■ Problem description
Identify the lines bearing the string "очищения" and gather them.

[Saved entries]
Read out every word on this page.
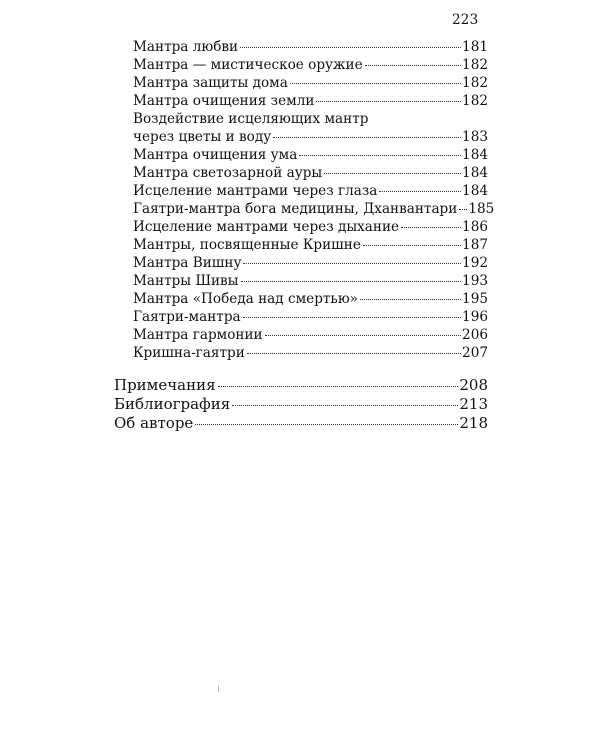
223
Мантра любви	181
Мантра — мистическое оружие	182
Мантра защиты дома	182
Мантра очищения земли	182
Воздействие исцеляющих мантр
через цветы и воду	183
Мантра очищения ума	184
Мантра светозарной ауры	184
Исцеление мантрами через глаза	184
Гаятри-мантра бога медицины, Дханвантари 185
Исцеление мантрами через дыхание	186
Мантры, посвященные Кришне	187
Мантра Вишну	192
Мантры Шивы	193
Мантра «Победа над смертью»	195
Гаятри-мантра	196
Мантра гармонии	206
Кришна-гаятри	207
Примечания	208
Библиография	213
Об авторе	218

---

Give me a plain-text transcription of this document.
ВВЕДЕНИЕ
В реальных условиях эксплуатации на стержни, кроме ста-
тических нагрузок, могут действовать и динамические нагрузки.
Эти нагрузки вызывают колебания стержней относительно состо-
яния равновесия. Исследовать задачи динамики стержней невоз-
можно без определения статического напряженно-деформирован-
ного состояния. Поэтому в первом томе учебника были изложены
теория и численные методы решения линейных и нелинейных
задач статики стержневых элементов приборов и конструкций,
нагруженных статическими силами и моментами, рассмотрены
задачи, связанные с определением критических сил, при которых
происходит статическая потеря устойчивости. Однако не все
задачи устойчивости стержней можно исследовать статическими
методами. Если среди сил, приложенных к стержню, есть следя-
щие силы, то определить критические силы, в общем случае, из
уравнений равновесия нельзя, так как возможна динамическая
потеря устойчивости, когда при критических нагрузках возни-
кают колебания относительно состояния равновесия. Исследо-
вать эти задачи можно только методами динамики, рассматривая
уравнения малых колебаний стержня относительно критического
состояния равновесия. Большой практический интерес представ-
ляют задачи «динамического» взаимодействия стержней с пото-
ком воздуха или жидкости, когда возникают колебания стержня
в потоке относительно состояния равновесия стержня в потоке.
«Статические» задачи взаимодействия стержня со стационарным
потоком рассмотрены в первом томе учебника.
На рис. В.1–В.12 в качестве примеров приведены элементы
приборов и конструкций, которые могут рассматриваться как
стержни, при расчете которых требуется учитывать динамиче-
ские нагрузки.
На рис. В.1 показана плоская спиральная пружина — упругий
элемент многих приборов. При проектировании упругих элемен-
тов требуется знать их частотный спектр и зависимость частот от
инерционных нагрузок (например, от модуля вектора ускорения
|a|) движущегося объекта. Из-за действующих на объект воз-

■ Exercise output
Мантра очищения земли	182
Мантра очищения ума	184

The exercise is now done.